Records excerpted from a collection:
····················
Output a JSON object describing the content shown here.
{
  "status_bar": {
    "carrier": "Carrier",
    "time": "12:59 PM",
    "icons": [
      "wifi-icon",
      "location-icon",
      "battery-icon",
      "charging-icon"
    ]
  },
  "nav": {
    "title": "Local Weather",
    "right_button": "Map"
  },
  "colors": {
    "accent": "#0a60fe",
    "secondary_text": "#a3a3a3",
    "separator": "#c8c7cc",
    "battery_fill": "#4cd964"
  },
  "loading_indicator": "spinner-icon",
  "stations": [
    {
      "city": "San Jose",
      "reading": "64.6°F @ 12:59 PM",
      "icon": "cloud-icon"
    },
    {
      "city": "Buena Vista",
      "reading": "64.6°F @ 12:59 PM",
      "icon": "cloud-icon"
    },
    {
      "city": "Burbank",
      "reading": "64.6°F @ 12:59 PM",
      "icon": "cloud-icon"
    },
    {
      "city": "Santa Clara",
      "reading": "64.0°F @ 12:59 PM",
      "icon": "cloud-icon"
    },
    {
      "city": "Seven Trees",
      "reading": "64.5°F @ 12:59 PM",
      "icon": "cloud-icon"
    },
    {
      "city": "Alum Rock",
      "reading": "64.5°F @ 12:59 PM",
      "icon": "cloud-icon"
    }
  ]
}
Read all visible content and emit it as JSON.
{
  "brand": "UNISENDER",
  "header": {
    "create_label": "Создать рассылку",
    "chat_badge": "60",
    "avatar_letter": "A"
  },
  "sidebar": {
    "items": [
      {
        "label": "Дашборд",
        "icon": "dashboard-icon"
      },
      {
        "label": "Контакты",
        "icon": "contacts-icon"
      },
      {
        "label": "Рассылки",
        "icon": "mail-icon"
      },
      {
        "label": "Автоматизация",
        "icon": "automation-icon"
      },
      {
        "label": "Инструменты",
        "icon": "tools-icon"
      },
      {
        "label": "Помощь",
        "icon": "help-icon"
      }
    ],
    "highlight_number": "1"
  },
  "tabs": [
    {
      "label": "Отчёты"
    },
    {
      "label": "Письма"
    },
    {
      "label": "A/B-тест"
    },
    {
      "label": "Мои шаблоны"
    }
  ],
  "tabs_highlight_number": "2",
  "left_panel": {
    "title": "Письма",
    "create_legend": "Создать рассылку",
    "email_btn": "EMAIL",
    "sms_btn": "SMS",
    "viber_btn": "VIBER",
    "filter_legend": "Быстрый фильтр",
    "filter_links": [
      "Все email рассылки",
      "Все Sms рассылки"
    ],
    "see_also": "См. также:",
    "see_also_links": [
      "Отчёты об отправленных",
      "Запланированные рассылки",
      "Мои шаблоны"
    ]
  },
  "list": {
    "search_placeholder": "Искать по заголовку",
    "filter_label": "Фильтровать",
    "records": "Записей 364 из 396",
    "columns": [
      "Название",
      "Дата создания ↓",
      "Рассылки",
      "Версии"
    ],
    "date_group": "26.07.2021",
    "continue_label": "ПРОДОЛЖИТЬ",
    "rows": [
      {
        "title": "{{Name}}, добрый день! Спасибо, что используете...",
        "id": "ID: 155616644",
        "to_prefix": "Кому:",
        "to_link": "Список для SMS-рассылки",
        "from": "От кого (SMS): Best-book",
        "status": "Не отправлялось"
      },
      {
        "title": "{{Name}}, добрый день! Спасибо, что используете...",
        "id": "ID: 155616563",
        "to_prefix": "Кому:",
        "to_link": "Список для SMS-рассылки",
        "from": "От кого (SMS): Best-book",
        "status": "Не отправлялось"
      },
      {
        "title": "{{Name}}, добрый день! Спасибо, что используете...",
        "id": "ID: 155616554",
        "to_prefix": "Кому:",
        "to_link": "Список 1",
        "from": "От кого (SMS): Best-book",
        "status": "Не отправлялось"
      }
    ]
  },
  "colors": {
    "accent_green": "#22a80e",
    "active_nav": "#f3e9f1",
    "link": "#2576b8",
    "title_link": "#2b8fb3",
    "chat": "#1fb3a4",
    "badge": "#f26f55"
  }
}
····················
Among the lines of the listing, how many hold the string "JSON"? Respond with only the number.

2